• REQUIRED TASK
Leave out the pictures and transcribe everything else exactly.

• SUPPLIED MATERIAL
"""

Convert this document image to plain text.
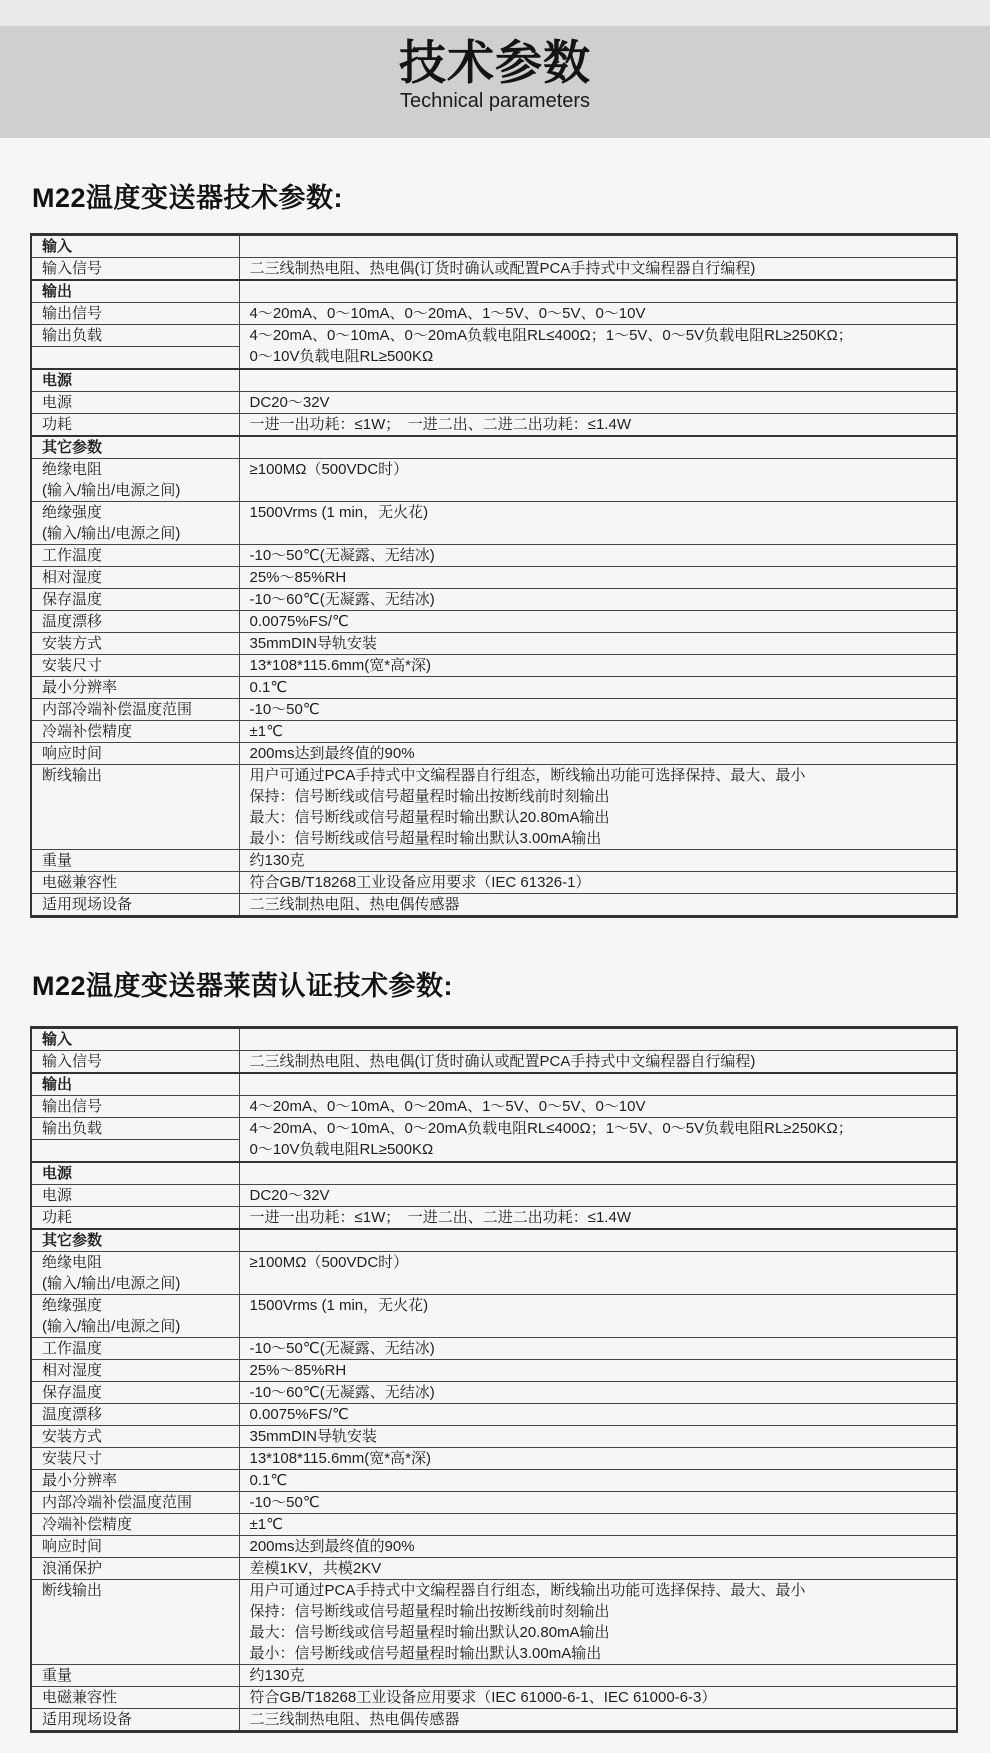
技术参数
Technical parameters
M22温度变送器技术参数:
输入	
输入信号	二三线制热电阻、热电偶(订货时确认或配置PCA手持式中文编程器自行编程)
输出	
输出信号	4～20mA、0～10mA、0～20mA、1～5V、0～5V、0～10V
输出负载	4～20mA、0～10mA、0～20mA负载电阻RL≤400Ω；1～5V、0～5V负载电阻RL≥250KΩ；
0～10V负载电阻RL≥500KΩ

电源	
电源	DC20～32V
功耗	一进一出功耗：≤1W；　一进二出、二进二出功耗：≤1.4W
其它参数	
绝缘电阻
(输入/输出/电源之间)	≥100MΩ（500VDC时）
绝缘强度
(输入/输出/电源之间)	1500Vrms (1 min，无火花)
工作温度	-10～50℃(无凝露、无结冰)
相对湿度	25%～85%RH
保存温度	-10～60℃(无凝露、无结冰)
温度漂移	0.0075%FS/℃
安装方式	35mmDIN导轨安装
安装尺寸	13*108*115.6mm(宽*高*深)
最小分辨率	0.1℃
内部冷端补偿温度范围	-10～50℃
冷端补偿精度	±1℃
响应时间	200ms达到最终值的90%
断线输出	用户可通过PCA手持式中文编程器自行组态，断线输出功能可选择保持、最大、最小
保持：信号断线或信号超量程时输出按断线前时刻输出
最大：信号断线或信号超量程时输出默认20.80mA输出
最小：信号断线或信号超量程时输出默认3.00mA输出

重量	约130克
电磁兼容性	符合GB/T18268工业设备应用要求（IEC 61326-1）
适用现场设备	二三线制热电阻、热电偶传感器
M22温度变送器莱茵认证技术参数:
输入	
输入信号	二三线制热电阻、热电偶(订货时确认或配置PCA手持式中文编程器自行编程)
输出	
输出信号	4～20mA、0～10mA、0～20mA、1～5V、0～5V、0～10V
输出负载	4～20mA、0～10mA、0～20mA负载电阻RL≤400Ω；1～5V、0～5V负载电阻RL≥250KΩ；
0～10V负载电阻RL≥500KΩ

电源	
电源	DC20～32V
功耗	一进一出功耗：≤1W；　一进二出、二进二出功耗：≤1.4W
其它参数	
绝缘电阻
(输入/输出/电源之间)	≥100MΩ（500VDC时）
绝缘强度
(输入/输出/电源之间)	1500Vrms (1 min，无火花)
工作温度	-10～50℃(无凝露、无结冰)
相对湿度	25%～85%RH
保存温度	-10～60℃(无凝露、无结冰)
温度漂移	0.0075%FS/℃
安装方式	35mmDIN导轨安装
安装尺寸	13*108*115.6mm(宽*高*深)
最小分辨率	0.1℃
内部冷端补偿温度范围	-10～50℃
冷端补偿精度	±1℃
响应时间	200ms达到最终值的90%
浪涌保护	差模1KV，共模2KV
断线输出	用户可通过PCA手持式中文编程器自行组态，断线输出功能可选择保持、最大、最小
保持：信号断线或信号超量程时输出按断线前时刻输出
最大：信号断线或信号超量程时输出默认20.80mA输出
最小：信号断线或信号超量程时输出默认3.00mA输出

重量	约130克
电磁兼容性	符合GB/T18268工业设备应用要求（IEC 61000-6-1、IEC 61000-6-3）
适用现场设备	二三线制热电阻、热电偶传感器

"""

• COMPLETE ANSWER
Convert this document image to plain text.
技术参数
Technical parameters
M22温度变送器技术参数:
输入	
输入信号	二三线制热电阻、热电偶(订货时确认或配置PCA手持式中文编程器自行编程)
输出	
输出信号	4～20mA、0～10mA、0～20mA、1～5V、0～5V、0～10V
输出负载	4～20mA、0～10mA、0～20mA负载电阻RL≤400Ω；1～5V、0～5V负载电阻RL≥250KΩ；
0～10V负载电阻RL≥500KΩ

电源	
电源	DC20～32V
功耗	一进一出功耗：≤1W；　一进二出、二进二出功耗：≤1.4W
其它参数	
绝缘电阻
(输入/输出/电源之间)	≥100MΩ（500VDC时）
绝缘强度
(输入/输出/电源之间)	1500Vrms (1 min，无火花)
工作温度	-10～50℃(无凝露、无结冰)
相对湿度	25%～85%RH
保存温度	-10～60℃(无凝露、无结冰)
温度漂移	0.0075%FS/℃
安装方式	35mmDIN导轨安装
安装尺寸	13*108*115.6mm(宽*高*深)
最小分辨率	0.1℃
内部冷端补偿温度范围	-10～50℃
冷端补偿精度	±1℃
响应时间	200ms达到最终值的90%
断线输出	用户可通过PCA手持式中文编程器自行组态，断线输出功能可选择保持、最大、最小
保持：信号断线或信号超量程时输出按断线前时刻输出
最大：信号断线或信号超量程时输出默认20.80mA输出
最小：信号断线或信号超量程时输出默认3.00mA输出

重量	约130克
电磁兼容性	符合GB/T18268工业设备应用要求（IEC 61326-1）
适用现场设备	二三线制热电阻、热电偶传感器
M22温度变送器莱茵认证技术参数:
输入	
输入信号	二三线制热电阻、热电偶(订货时确认或配置PCA手持式中文编程器自行编程)
输出	
输出信号	4～20mA、0～10mA、0～20mA、1～5V、0～5V、0～10V
输出负载	4～20mA、0～10mA、0～20mA负载电阻RL≤400Ω；1～5V、0～5V负载电阻RL≥250KΩ；
0～10V负载电阻RL≥500KΩ

电源	
电源	DC20～32V
功耗	一进一出功耗：≤1W；　一进二出、二进二出功耗：≤1.4W
其它参数	
绝缘电阻
(输入/输出/电源之间)	≥100MΩ（500VDC时）
绝缘强度
(输入/输出/电源之间)	1500Vrms (1 min，无火花)
工作温度	-10～50℃(无凝露、无结冰)
相对湿度	25%～85%RH
保存温度	-10～60℃(无凝露、无结冰)
温度漂移	0.0075%FS/℃
安装方式	35mmDIN导轨安装
安装尺寸	13*108*115.6mm(宽*高*深)
最小分辨率	0.1℃
内部冷端补偿温度范围	-10～50℃
冷端补偿精度	±1℃
响应时间	200ms达到最终值的90%
浪涌保护	差模1KV，共模2KV
断线输出	用户可通过PCA手持式中文编程器自行组态，断线输出功能可选择保持、最大、最小
保持：信号断线或信号超量程时输出按断线前时刻输出
最大：信号断线或信号超量程时输出默认20.80mA输出
最小：信号断线或信号超量程时输出默认3.00mA输出

重量	约130克
电磁兼容性	符合GB/T18268工业设备应用要求（IEC 61000-6-1、IEC 61000-6-3）
适用现场设备	二三线制热电阻、热电偶传感器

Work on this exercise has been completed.